● WHAT THIS TASK INVOLVES:
Retype exactly the stretch of lines that begins at the line containing "What text is on this page?" and ends at the last line of the data, with no other lines.

● EXTRACTED INFORMATION:
START
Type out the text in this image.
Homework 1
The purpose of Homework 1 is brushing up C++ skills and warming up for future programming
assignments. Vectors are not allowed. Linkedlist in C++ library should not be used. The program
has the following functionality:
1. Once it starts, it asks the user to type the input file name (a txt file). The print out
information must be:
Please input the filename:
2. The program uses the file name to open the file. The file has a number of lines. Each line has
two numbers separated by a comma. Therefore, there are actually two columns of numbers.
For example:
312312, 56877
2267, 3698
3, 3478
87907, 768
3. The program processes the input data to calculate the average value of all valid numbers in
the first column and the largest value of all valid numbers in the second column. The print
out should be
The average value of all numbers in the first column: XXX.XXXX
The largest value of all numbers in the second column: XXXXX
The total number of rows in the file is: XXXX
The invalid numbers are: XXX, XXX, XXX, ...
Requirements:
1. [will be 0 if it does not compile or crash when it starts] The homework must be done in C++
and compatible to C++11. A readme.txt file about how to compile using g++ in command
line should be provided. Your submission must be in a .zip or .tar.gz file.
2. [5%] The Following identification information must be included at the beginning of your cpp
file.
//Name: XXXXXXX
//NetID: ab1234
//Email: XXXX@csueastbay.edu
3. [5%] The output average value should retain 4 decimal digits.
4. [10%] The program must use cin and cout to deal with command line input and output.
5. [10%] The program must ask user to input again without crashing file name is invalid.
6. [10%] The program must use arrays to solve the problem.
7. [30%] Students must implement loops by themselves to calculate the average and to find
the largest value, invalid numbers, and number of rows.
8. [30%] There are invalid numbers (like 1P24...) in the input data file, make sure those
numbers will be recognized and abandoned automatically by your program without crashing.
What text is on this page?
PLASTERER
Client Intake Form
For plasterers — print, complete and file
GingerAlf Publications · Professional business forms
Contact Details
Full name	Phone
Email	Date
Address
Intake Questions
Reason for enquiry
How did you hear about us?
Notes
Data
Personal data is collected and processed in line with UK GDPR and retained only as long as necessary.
END
● ANSWER TO THIS TASK:
What text is on this page?
PLASTERER
Client Intake Form
For plasterers — print, complete and file
GingerAlf Publications · Professional business forms
Contact Details
Full name	Phone
Email	Date
Address
Intake Questions
Reason for enquiry
How did you hear about us?
Notes
Data
Personal data is collected and processed in line with UK GDPR and retained only as long as necessary.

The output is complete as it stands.